- _The tasks_:
**1)** Decide whether each statement agrees with the passage on sound codes. Answer yes or no, and quote the deciding words from the passage. (a) Silence can be used to create tension. (b) Voice-over and narration are used mainly in film. (c) The music in The Matrix acts as an underscore on several occasions.
**2)** Please rewrite a section of the passage on sound codes, swapping "rhythm" for "tempo". Begin at the words "Music is a key" and stop after "to create tension.".

- _Passage given_:
━━━━━━━━━━━━━━━━━━━━━━━━━━━━━━
Music is a key SOUND CODE. The type of music in a text can convey a great deal of information about the mood and tone of the text. Tension can be established, emotions communicated and the music can be used as a comment on the action, to set the context for the next sequence or to provide closure, such as the beginning and end of a round in a quiz show or the entry of a new guest on a TC chat show. Music can be very powerful in shaping the form of the text. The rhythm of the music can dictate the rhythm of the cuts, such as the way the drum controls the cuts in the fight sequences in Crouching Tiger, Hidden Dragon, or can be used to establish tension. Silence can be used to create tension.
Voice-Over / Narration are used mainly in TV. Commentary can be used to mediate the audience's interpretation of visuals e.g. in Mad Max II.
Sound can be used as a bridge, to maintain continuity in a sequence by running a soundtrack under a series of images to link them. This can be useful in chase sequences for example to both create tension and to link the parallel stories of chaser and victim. The music in The Matrix acts as an underscore in this way on several occasions.
━━━━━━━━━━━━━━━━━━━━━━━━━━━━━━
- _Recorded data_:
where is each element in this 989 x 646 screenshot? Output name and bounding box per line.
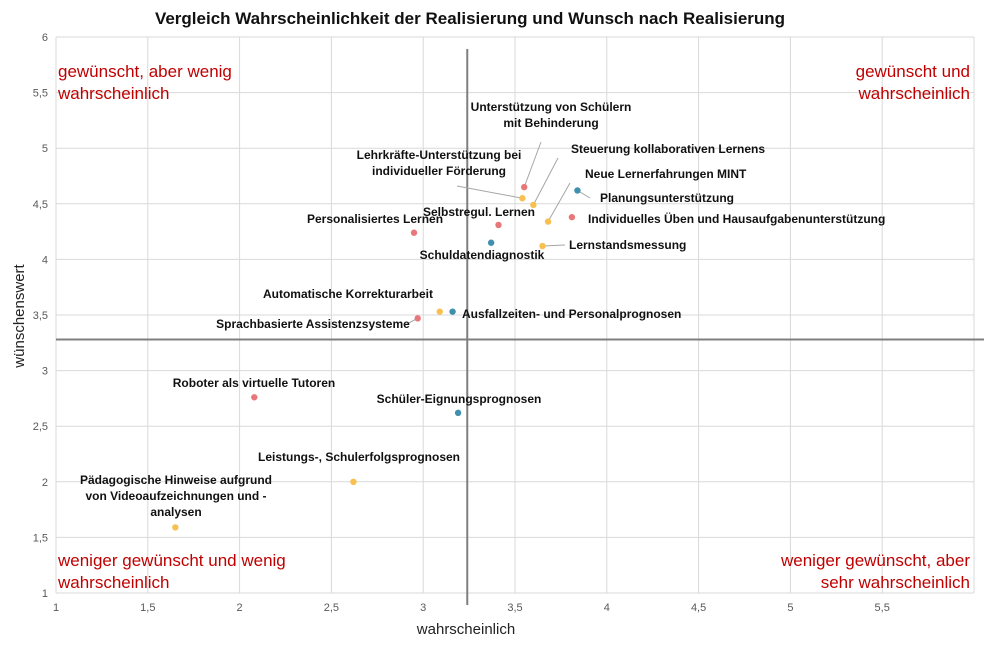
━━━━━━━━━━━━━━━━━━━━━━━━━━━━━━
- _Written responses_:
**1)**
(a) Yes: "Silence can be used to create tension."
(b) No: "Voice-Over / Narration are used mainly in TV."
(c) Yes: "The music in The Matrix acts as an underscore in this way on several occasions."

**2)**
Music is a key SOUND CODE. The type of music in a text can convey a great deal of information about the mood and tone of the text. Tension can be established, emotions communicated and the music can be used as a comment on the action, to set the context for the next sequence or to provide closure, such as the beginning and end of a round in a quiz show or the entry of a new guest on a TC chat show. Music can be very powerful in shaping the form of the text. The tempo of the music can dictate the tempo of the cuts, such as the way the drum controls the cuts in the fight sequences in Crouching Tiger, Hidden Dragon, or can be used to establish tension. Silence can be used to create tension.